[BEGIN Extracted records]

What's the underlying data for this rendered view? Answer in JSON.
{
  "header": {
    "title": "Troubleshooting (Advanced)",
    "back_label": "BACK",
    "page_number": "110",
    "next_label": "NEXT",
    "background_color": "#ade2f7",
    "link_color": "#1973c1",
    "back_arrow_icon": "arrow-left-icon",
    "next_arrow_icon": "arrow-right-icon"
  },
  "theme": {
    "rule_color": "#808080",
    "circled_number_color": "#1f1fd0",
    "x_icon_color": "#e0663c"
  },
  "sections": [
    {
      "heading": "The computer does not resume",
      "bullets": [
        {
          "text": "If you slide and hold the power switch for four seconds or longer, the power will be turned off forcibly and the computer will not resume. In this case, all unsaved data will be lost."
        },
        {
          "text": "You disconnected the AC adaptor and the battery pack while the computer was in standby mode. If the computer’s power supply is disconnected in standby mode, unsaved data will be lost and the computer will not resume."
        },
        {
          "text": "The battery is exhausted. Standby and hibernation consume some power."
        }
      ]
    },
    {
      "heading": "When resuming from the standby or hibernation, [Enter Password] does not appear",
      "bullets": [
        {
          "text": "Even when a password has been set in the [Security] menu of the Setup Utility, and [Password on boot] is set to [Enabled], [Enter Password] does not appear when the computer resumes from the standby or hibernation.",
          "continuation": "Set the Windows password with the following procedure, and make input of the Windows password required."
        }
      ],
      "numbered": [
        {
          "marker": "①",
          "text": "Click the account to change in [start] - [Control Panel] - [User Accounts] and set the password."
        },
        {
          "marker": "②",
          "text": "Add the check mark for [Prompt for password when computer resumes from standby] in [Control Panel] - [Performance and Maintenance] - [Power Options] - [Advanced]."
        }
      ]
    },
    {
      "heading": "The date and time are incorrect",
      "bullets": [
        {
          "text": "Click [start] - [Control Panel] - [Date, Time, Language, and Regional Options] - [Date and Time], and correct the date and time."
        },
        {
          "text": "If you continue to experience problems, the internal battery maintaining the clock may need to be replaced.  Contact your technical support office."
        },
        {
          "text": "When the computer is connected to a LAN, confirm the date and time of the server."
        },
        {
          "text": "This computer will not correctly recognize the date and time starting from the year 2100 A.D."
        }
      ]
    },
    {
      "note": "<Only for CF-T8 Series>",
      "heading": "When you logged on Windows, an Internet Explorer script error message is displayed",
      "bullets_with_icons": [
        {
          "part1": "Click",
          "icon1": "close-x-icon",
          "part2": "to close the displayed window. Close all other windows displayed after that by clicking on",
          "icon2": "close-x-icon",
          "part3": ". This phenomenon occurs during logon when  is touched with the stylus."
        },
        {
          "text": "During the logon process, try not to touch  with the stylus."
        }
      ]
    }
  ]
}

[END Extracted records]

From the listing, copy each line containing the word "resumes".

• **Response to this exercise**:
          "text": "Even when a password has been set in the [Security] menu of the Setup Utility, and [Password on boot] is set to [Enabled], [Enter Password] does not appear when the computer resumes from the standby or hibernation.",
          "text": "Add the check mark for [Prompt for password when computer resumes from standby] in [Control Panel] - [Performance and Maintenance] - [Power Options] - [Advanced]."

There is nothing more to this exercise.